§ **Your task**:
Every line that includes the word "thee" needs to be copied from the listing.

§ **Source information**:
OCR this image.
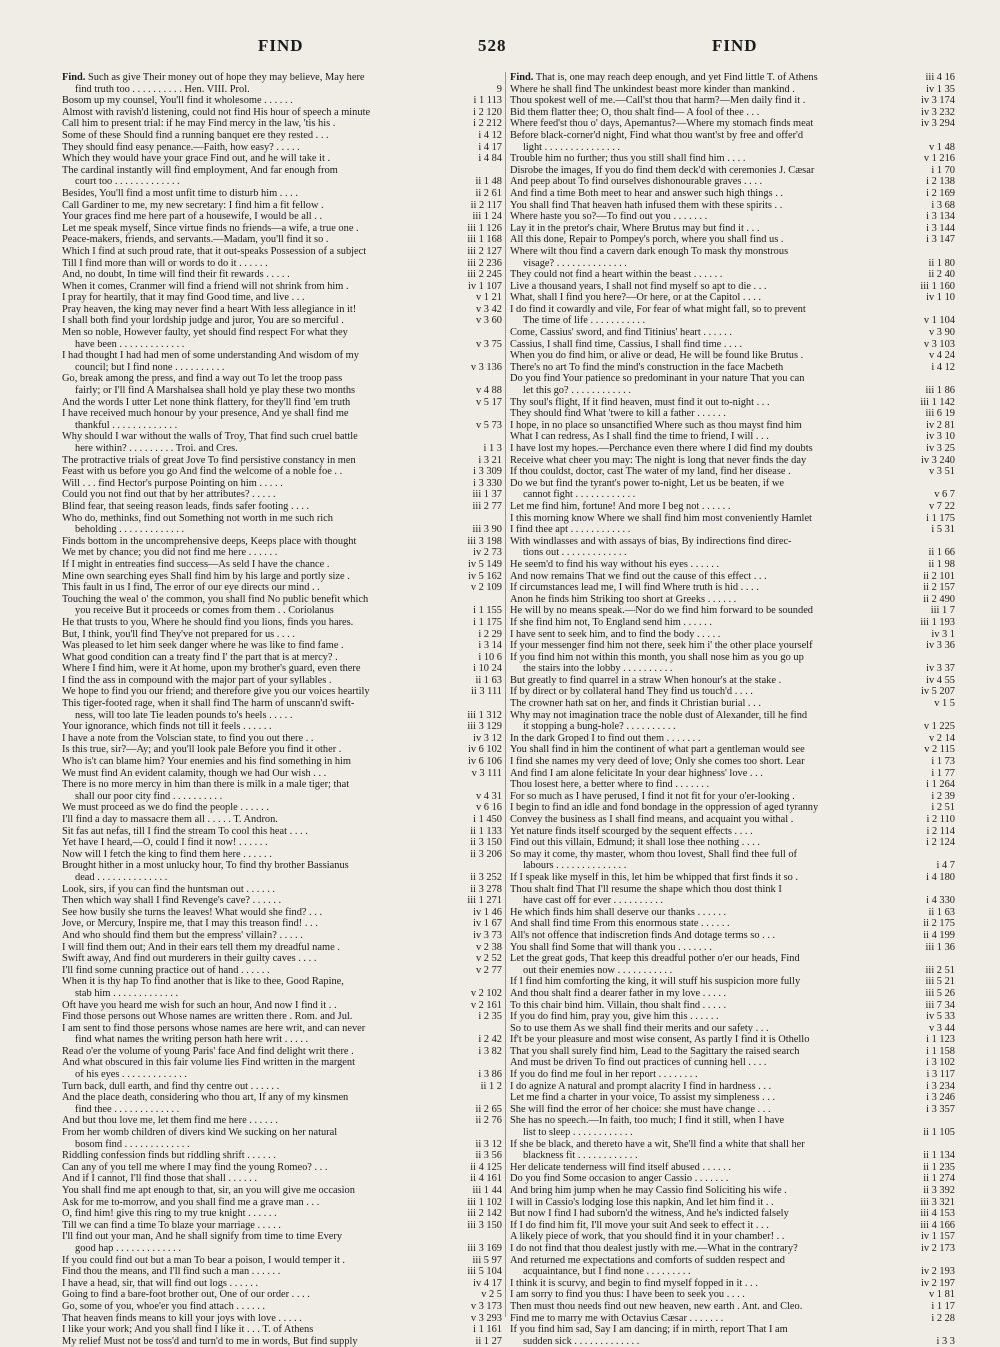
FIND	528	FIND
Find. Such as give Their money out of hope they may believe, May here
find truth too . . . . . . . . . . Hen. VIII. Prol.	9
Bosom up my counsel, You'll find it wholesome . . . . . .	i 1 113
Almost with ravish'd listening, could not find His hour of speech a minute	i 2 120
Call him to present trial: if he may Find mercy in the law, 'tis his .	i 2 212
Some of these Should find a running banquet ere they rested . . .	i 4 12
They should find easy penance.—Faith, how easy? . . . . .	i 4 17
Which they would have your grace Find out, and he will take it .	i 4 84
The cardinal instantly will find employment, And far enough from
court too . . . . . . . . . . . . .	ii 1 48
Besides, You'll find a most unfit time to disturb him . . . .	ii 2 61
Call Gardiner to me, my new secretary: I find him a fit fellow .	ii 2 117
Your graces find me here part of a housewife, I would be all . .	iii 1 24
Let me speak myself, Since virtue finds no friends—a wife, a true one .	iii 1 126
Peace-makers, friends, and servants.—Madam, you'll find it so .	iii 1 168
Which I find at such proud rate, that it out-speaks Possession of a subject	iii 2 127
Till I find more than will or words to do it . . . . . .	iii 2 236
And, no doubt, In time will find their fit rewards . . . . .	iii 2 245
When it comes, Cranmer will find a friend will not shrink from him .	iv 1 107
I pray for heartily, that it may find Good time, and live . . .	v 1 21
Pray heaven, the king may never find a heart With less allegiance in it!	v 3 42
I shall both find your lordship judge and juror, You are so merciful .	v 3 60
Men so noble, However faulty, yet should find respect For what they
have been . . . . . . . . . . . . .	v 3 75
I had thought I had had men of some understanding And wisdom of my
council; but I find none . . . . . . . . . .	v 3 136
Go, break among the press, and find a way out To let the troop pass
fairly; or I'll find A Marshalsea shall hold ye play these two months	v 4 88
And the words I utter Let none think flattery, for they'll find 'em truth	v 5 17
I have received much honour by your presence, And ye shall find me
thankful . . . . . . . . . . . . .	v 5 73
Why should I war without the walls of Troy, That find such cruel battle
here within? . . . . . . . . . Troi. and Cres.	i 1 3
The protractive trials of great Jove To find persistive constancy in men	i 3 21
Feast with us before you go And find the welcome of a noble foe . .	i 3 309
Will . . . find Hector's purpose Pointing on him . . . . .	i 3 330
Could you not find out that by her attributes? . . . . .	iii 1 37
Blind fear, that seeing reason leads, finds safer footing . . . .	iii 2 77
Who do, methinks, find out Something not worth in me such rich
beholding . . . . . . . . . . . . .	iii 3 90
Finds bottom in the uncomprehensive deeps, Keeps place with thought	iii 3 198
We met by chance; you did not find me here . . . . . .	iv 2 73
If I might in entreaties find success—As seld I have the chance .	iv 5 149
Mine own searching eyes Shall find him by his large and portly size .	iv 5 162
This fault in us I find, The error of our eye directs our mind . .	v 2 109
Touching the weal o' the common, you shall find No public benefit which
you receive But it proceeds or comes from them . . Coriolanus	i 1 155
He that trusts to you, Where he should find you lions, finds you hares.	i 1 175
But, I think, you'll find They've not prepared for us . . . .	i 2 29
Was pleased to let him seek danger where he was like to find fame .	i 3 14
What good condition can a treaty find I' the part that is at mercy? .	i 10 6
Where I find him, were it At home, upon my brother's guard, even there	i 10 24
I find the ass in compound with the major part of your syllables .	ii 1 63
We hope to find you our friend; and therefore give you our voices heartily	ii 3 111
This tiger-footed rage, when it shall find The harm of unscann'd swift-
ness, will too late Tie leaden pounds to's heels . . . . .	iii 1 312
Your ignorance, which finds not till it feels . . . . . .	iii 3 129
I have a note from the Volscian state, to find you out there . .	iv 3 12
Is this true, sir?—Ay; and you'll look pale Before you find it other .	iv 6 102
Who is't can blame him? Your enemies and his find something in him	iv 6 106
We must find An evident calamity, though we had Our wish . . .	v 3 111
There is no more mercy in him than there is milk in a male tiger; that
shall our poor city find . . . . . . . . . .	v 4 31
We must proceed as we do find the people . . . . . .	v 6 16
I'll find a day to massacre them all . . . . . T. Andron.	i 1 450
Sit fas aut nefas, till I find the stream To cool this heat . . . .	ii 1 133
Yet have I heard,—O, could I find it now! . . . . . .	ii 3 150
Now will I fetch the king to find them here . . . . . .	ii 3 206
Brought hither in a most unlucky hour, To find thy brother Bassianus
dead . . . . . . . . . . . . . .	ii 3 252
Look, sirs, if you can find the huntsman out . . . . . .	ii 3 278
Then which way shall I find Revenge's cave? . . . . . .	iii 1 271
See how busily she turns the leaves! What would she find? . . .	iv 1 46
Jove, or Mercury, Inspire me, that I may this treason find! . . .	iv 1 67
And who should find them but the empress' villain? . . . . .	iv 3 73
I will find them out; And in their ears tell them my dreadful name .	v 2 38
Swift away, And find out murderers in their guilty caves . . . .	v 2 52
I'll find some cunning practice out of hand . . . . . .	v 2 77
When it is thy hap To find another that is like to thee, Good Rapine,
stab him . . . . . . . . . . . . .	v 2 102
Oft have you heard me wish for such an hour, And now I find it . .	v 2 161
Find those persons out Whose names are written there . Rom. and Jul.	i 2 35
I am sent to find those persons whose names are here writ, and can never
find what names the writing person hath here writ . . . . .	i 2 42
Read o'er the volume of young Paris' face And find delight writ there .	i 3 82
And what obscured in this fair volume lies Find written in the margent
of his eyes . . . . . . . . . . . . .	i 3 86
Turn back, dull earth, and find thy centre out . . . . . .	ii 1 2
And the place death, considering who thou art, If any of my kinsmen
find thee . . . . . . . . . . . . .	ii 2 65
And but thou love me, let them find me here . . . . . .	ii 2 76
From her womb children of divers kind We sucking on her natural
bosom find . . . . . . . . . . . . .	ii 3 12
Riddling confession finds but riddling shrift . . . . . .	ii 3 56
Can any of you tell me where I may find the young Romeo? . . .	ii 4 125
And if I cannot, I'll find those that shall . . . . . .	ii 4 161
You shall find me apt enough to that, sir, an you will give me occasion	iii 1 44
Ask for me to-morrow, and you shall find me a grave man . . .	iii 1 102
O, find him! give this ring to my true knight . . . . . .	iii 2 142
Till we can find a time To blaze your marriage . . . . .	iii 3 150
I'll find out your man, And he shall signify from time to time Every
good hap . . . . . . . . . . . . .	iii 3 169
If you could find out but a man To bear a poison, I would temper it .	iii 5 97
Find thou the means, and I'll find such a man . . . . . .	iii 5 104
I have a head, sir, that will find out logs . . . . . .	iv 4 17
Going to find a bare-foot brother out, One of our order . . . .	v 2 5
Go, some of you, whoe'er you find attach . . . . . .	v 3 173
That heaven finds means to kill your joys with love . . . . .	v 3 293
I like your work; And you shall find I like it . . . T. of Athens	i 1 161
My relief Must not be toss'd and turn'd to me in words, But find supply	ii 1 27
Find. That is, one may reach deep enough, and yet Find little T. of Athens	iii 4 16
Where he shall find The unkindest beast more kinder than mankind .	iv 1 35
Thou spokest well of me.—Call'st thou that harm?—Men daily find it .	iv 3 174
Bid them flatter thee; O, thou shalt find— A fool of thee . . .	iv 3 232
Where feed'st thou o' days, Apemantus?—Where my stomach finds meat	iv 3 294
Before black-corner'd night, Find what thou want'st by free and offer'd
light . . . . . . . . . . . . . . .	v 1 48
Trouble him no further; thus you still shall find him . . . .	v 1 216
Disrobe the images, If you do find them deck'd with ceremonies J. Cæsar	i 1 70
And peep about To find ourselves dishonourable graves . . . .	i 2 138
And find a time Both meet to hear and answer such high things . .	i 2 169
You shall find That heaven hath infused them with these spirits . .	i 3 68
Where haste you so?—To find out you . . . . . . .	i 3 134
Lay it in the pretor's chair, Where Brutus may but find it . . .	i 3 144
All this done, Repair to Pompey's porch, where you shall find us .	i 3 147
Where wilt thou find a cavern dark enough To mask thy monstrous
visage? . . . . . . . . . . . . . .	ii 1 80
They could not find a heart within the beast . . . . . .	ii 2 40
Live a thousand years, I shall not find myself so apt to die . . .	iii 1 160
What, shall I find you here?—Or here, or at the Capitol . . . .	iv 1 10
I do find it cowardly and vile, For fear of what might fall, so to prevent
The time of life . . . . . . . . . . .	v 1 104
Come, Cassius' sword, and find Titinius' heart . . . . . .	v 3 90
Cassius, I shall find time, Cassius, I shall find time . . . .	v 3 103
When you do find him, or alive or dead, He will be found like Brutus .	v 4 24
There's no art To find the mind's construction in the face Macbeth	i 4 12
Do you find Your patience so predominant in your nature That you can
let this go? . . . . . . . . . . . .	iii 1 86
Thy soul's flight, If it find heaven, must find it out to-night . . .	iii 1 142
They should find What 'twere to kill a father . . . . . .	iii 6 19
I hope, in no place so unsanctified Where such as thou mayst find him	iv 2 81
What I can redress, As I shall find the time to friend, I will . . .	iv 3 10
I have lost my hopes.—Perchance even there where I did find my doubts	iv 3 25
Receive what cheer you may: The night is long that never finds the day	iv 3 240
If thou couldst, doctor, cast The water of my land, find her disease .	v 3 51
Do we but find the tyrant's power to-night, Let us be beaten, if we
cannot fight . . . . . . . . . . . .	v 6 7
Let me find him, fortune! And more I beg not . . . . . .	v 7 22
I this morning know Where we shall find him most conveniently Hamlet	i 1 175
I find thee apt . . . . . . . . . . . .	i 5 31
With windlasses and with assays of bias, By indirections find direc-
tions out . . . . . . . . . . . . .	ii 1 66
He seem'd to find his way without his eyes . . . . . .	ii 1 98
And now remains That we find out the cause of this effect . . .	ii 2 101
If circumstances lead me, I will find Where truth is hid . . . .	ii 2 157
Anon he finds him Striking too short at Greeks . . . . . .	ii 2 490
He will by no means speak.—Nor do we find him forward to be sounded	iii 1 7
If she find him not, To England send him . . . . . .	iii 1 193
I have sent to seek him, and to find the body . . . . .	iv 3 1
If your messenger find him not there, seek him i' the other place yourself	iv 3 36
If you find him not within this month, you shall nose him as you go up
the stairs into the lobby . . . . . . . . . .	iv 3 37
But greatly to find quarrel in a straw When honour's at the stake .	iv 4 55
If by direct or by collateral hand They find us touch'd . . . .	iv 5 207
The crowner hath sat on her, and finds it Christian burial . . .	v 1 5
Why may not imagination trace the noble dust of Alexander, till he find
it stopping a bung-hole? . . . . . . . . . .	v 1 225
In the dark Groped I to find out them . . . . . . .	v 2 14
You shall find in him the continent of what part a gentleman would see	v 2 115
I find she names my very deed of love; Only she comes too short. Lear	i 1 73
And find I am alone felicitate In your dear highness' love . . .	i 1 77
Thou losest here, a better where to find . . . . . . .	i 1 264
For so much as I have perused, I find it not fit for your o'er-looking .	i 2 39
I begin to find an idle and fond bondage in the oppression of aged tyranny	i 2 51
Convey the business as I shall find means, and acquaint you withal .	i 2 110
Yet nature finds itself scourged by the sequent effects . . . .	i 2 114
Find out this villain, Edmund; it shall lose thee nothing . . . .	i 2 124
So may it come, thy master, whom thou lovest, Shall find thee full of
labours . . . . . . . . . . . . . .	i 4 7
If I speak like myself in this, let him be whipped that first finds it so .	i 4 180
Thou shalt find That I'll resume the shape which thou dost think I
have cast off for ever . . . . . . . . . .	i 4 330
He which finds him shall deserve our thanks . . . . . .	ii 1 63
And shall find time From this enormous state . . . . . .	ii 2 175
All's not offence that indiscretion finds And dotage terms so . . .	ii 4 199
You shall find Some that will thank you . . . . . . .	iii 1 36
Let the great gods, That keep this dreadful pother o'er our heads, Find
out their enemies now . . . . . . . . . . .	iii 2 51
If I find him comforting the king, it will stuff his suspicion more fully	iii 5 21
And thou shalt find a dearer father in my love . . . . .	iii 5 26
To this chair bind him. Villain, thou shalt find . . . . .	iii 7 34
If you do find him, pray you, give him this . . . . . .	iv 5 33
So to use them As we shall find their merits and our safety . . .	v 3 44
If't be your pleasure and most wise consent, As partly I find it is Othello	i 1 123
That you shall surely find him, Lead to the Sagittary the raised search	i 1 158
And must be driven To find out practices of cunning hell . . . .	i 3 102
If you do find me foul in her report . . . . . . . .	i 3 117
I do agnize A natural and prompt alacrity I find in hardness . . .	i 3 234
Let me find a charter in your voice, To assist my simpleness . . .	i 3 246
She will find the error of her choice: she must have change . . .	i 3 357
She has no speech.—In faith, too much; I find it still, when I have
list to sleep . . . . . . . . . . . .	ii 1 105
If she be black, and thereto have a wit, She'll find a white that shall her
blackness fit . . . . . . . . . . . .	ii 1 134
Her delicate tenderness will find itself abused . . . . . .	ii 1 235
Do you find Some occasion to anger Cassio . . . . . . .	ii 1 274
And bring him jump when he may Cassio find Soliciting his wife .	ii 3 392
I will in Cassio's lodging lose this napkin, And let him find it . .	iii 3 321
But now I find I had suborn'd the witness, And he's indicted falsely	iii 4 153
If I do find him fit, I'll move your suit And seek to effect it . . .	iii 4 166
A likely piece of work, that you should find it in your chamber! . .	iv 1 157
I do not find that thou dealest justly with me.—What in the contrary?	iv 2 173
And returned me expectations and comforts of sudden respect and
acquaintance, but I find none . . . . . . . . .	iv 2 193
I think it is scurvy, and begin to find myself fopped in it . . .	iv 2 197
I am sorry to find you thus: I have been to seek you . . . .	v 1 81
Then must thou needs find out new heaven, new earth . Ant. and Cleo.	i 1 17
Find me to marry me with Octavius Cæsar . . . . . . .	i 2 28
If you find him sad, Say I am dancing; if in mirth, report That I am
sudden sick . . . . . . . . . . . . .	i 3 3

§ **Reply to the exercise**:
When it is thy hap To find another that is like to thee, Good Rapine,
find thee . . . . . . . . . . . . .	ii 2 65
Bid them flatter thee; O, thou shalt find— A fool of thee . . .	iv 3 232
I find thee apt . . . . . . . . . . . .	i 5 31
Find out this villain, Edmund; it shall lose thee nothing . . . .	i 2 124
So may it come, thy master, whom thou lovest, Shall find thee full of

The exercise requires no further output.